START Dataset records

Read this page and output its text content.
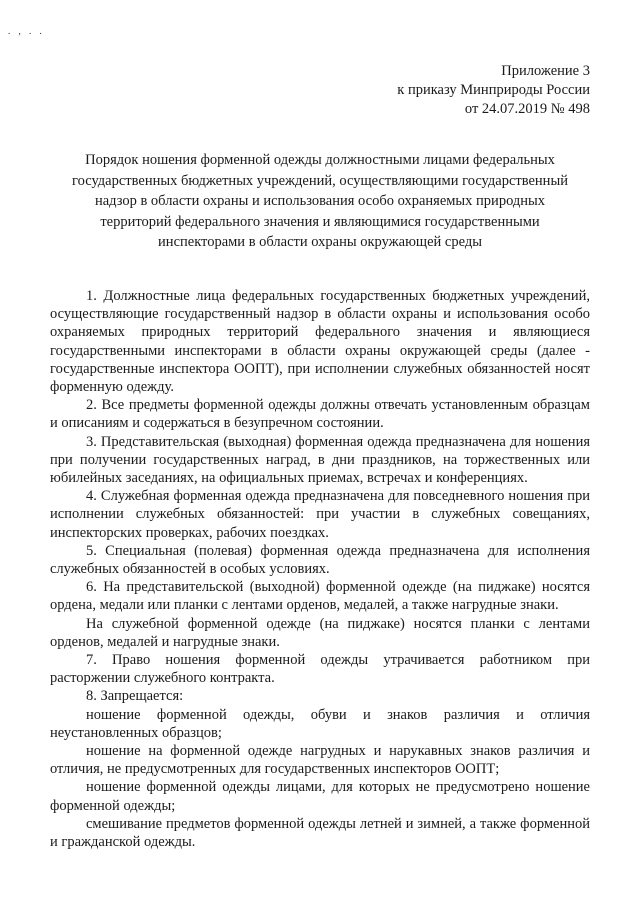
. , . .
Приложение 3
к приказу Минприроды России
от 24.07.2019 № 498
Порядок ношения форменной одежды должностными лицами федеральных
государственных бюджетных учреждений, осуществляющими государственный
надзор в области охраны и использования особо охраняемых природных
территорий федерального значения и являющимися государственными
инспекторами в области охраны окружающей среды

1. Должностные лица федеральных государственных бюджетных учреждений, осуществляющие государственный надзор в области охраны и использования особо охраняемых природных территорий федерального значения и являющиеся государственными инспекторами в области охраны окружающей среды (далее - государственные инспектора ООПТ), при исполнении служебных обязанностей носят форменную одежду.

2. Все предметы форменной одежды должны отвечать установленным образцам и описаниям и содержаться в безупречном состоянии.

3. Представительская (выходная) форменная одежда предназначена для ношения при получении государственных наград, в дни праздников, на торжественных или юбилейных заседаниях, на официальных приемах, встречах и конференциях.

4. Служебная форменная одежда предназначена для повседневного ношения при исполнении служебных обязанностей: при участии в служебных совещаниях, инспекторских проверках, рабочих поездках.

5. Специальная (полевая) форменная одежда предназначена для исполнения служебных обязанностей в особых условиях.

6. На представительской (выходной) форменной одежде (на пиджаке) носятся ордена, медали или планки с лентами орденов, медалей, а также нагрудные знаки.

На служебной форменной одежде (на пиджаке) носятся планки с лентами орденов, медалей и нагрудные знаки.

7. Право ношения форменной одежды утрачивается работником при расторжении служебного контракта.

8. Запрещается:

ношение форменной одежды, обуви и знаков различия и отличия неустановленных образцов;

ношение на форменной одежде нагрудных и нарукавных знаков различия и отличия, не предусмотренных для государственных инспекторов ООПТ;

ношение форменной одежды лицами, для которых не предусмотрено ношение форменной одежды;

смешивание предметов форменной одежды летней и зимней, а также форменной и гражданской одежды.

END Dataset records

All of the material above should be reproduced exactly, except the pictures.

Exercise result
Read this page and output its text content.
. , . .
Приложение 3
к приказу Минприроды России
от 24.07.2019 № 498
Порядок ношения форменной одежды должностными лицами федеральных
государственных бюджетных учреждений, осуществляющими государственный
надзор в области охраны и использования особо охраняемых природных
территорий федерального значения и являющимися государственными
инспекторами в области охраны окружающей среды

1. Должностные лица федеральных государственных бюджетных учреждений, осуществляющие государственный надзор в области охраны и использования особо охраняемых природных территорий федерального значения и являющиеся государственными инспекторами в области охраны окружающей среды (далее - государственные инспектора ООПТ), при исполнении служебных обязанностей носят форменную одежду.

2. Все предметы форменной одежды должны отвечать установленным образцам и описаниям и содержаться в безупречном состоянии.

3. Представительская (выходная) форменная одежда предназначена для ношения при получении государственных наград, в дни праздников, на торжественных или юбилейных заседаниях, на официальных приемах, встречах и конференциях.

4. Служебная форменная одежда предназначена для повседневного ношения при исполнении служебных обязанностей: при участии в служебных совещаниях, инспекторских проверках, рабочих поездках.

5. Специальная (полевая) форменная одежда предназначена для исполнения служебных обязанностей в особых условиях.

6. На представительской (выходной) форменной одежде (на пиджаке) носятся ордена, медали или планки с лентами орденов, медалей, а также нагрудные знаки.

На служебной форменной одежде (на пиджаке) носятся планки с лентами орденов, медалей и нагрудные знаки.

7. Право ношения форменной одежды утрачивается работником при расторжении служебного контракта.

8. Запрещается:

ношение форменной одежды, обуви и знаков различия и отличия неустановленных образцов;

ношение на форменной одежде нагрудных и нарукавных знаков различия и отличия, не предусмотренных для государственных инспекторов ООПТ;

ношение форменной одежды лицами, для которых не предусмотрено ношение форменной одежды;

смешивание предметов форменной одежды летней и зимней, а также форменной и гражданской одежды.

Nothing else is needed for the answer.